§ **Dataset rows**
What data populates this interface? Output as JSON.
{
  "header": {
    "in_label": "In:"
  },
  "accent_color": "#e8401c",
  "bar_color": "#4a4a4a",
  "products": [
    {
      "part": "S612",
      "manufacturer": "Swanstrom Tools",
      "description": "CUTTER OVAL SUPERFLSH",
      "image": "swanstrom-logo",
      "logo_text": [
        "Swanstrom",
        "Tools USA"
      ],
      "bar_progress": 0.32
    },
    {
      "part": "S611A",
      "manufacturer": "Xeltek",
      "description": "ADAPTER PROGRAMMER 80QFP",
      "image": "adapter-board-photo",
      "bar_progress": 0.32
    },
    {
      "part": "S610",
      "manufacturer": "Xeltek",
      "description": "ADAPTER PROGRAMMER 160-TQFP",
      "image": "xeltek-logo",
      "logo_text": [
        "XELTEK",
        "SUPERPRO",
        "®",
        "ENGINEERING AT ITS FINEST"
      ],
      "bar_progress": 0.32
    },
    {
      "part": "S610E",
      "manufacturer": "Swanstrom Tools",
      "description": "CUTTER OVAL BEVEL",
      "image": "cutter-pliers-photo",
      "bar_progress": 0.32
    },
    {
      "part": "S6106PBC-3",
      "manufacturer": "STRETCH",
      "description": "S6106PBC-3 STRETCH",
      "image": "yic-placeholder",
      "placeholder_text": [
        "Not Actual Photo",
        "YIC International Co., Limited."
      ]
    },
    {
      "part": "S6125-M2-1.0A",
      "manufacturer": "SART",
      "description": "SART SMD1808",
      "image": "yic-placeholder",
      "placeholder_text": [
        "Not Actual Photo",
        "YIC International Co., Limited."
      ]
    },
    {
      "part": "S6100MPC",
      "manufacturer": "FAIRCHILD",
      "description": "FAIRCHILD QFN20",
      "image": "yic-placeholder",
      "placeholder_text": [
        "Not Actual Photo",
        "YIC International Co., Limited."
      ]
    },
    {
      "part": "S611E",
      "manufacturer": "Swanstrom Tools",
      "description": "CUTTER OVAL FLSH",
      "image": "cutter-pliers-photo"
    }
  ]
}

§ **Written instruction**
Write out the full listing, keeping every line exactly as it is.

§ **Correct result**
What data populates this interface? Output as JSON.
{
  "header": {
    "in_label": "In:"
  },
  "accent_color": "#e8401c",
  "bar_color": "#4a4a4a",
  "products": [
    {
      "part": "S612",
      "manufacturer": "Swanstrom Tools",
      "description": "CUTTER OVAL SUPERFLSH",
      "image": "swanstrom-logo",
      "logo_text": [
        "Swanstrom",
        "Tools USA"
      ],
      "bar_progress": 0.32
    },
    {
      "part": "S611A",
      "manufacturer": "Xeltek",
      "description": "ADAPTER PROGRAMMER 80QFP",
      "image": "adapter-board-photo",
      "bar_progress": 0.32
    },
    {
      "part": "S610",
      "manufacturer": "Xeltek",
      "description": "ADAPTER PROGRAMMER 160-TQFP",
      "image": "xeltek-logo",
      "logo_text": [
        "XELTEK",
        "SUPERPRO",
        "®",
        "ENGINEERING AT ITS FINEST"
      ],
      "bar_progress": 0.32
    },
    {
      "part": "S610E",
      "manufacturer": "Swanstrom Tools",
      "description": "CUTTER OVAL BEVEL",
      "image": "cutter-pliers-photo",
      "bar_progress": 0.32
    },
    {
      "part": "S6106PBC-3",
      "manufacturer": "STRETCH",
      "description": "S6106PBC-3 STRETCH",
      "image": "yic-placeholder",
      "placeholder_text": [
        "Not Actual Photo",
        "YIC International Co., Limited."
      ]
    },
    {
      "part": "S6125-M2-1.0A",
      "manufacturer": "SART",
      "description": "SART SMD1808",
      "image": "yic-placeholder",
      "placeholder_text": [
        "Not Actual Photo",
        "YIC International Co., Limited."
      ]
    },
    {
      "part": "S6100MPC",
      "manufacturer": "FAIRCHILD",
      "description": "FAIRCHILD QFN20",
      "image": "yic-placeholder",
      "placeholder_text": [
        "Not Actual Photo",
        "YIC International Co., Limited."
      ]
    },
    {
      "part": "S611E",
      "manufacturer": "Swanstrom Tools",
      "description": "CUTTER OVAL FLSH",
      "image": "cutter-pliers-photo"
    }
  ]
}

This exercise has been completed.